• **The task**:
Without including the pictures, copy out every line below.

◇ ◇ ◇

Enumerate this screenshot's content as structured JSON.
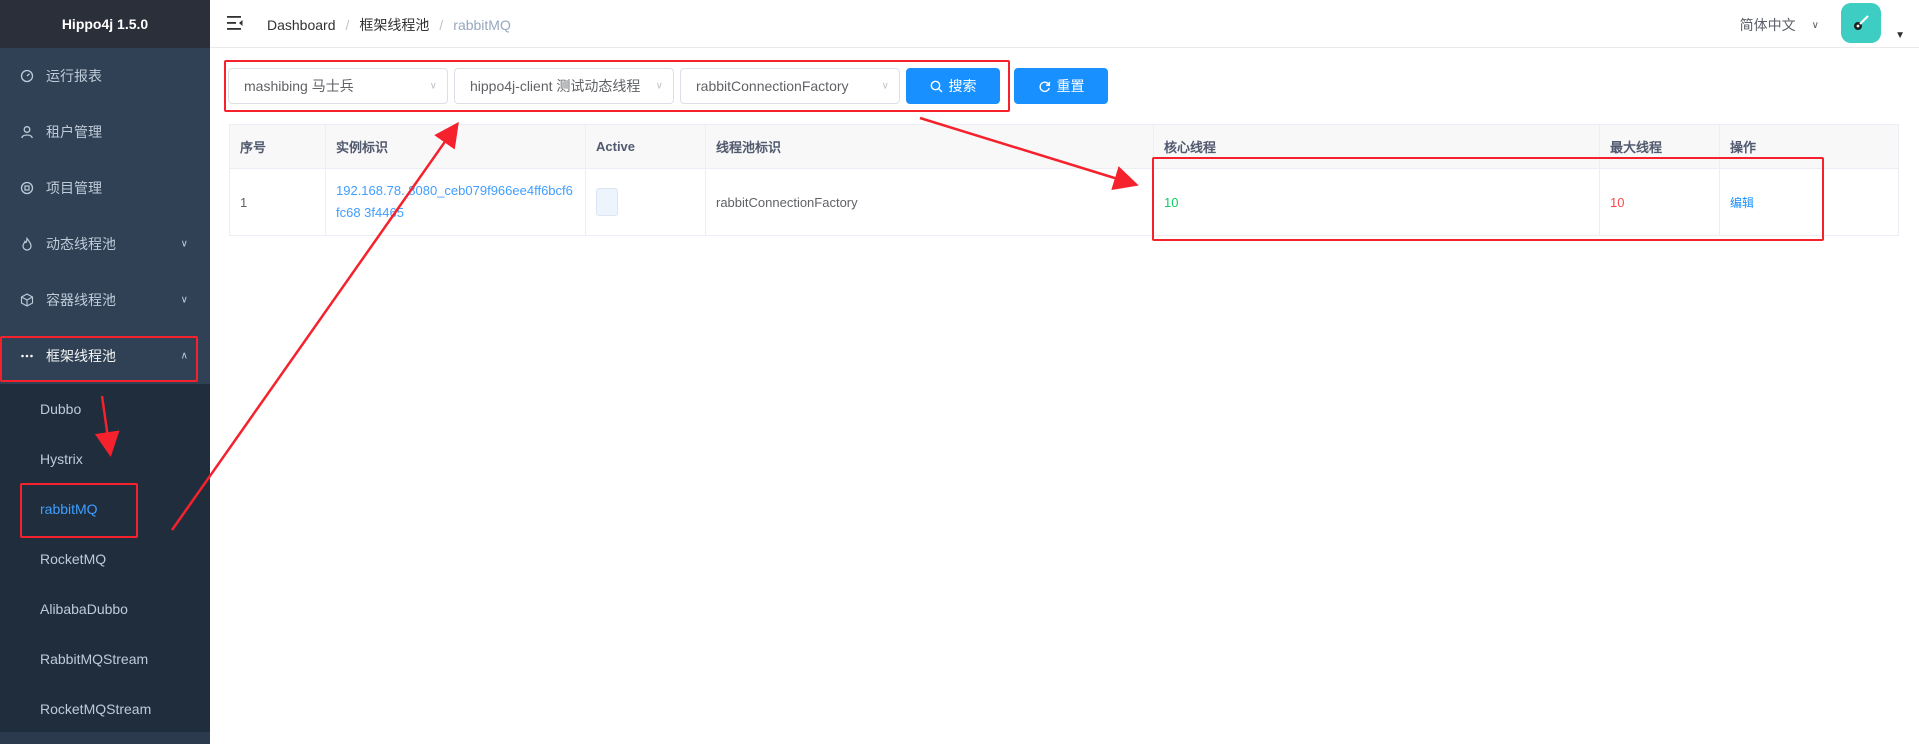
{
  "app": {
    "title": "Hippo4j 1.5.0"
  },
  "sidebar": {
    "items": [
      {
        "label": "运行报表",
        "icon": "dashboard-icon"
      },
      {
        "label": "租户管理",
        "icon": "user-icon"
      },
      {
        "label": "项目管理",
        "icon": "project-icon"
      },
      {
        "label": "动态线程池",
        "icon": "fire-icon"
      },
      {
        "label": "容器线程池",
        "icon": "box-icon"
      },
      {
        "label": "框架线程池",
        "icon": "more-icon"
      }
    ],
    "subitems": [
      "Dubbo",
      "Hystrix",
      "rabbitMQ",
      "RocketMQ",
      "AlibabaDubbo",
      "RabbitMQStream",
      "RocketMQStream"
    ],
    "active_subitem": "rabbitMQ"
  },
  "header": {
    "breadcrumb": [
      "Dashboard",
      "框架线程池",
      "rabbitMQ"
    ],
    "language": "简体中文"
  },
  "filters": {
    "tenant": "mashibing 马士兵",
    "item": "hippo4j-client 测试动态线程",
    "thread_pool": "rabbitConnectionFactory",
    "search_label": "搜索",
    "reset_label": "重置"
  },
  "table": {
    "columns": [
      "序号",
      "实例标识",
      "Active",
      "线程池标识",
      "核心线程",
      "最大线程",
      "操作"
    ],
    "rows": [
      {
        "index": "1",
        "instance": "192.168.78.  8080_ceb079f966ee4ff6bcf6fc68  3f4465",
        "pool": "rabbitConnectionFactory",
        "core": "10",
        "max": "10",
        "action": "编辑"
      }
    ]
  },
  "colors": {
    "sidebar_bg": "#304156",
    "primary": "#1890ff",
    "active_link": "#409eff",
    "core_color": "#13ce66",
    "max_color": "#ff4949",
    "annotation": "#f5222d"
  }
}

◇ ◇ ◇

• **Result below**:
Enumerate this screenshot's content as structured JSON.
{
  "app": {
    "title": "Hippo4j 1.5.0"
  },
  "sidebar": {
    "items": [
      {
        "label": "运行报表",
        "icon": "dashboard-icon"
      },
      {
        "label": "租户管理",
        "icon": "user-icon"
      },
      {
        "label": "项目管理",
        "icon": "project-icon"
      },
      {
        "label": "动态线程池",
        "icon": "fire-icon"
      },
      {
        "label": "容器线程池",
        "icon": "box-icon"
      },
      {
        "label": "框架线程池",
        "icon": "more-icon"
      }
    ],
    "subitems": [
      "Dubbo",
      "Hystrix",
      "rabbitMQ",
      "RocketMQ",
      "AlibabaDubbo",
      "RabbitMQStream",
      "RocketMQStream"
    ],
    "active_subitem": "rabbitMQ"
  },
  "header": {
    "breadcrumb": [
      "Dashboard",
      "框架线程池",
      "rabbitMQ"
    ],
    "language": "简体中文"
  },
  "filters": {
    "tenant": "mashibing 马士兵",
    "item": "hippo4j-client 测试动态线程",
    "thread_pool": "rabbitConnectionFactory",
    "search_label": "搜索",
    "reset_label": "重置"
  },
  "table": {
    "columns": [
      "序号",
      "实例标识",
      "Active",
      "线程池标识",
      "核心线程",
      "最大线程",
      "操作"
    ],
    "rows": [
      {
        "index": "1",
        "instance": "192.168.78.  8080_ceb079f966ee4ff6bcf6fc68  3f4465",
        "pool": "rabbitConnectionFactory",
        "core": "10",
        "max": "10",
        "action": "编辑"
      }
    ]
  },
  "colors": {
    "sidebar_bg": "#304156",
    "primary": "#1890ff",
    "active_link": "#409eff",
    "core_color": "#13ce66",
    "max_color": "#ff4949",
    "annotation": "#f5222d"
  }
}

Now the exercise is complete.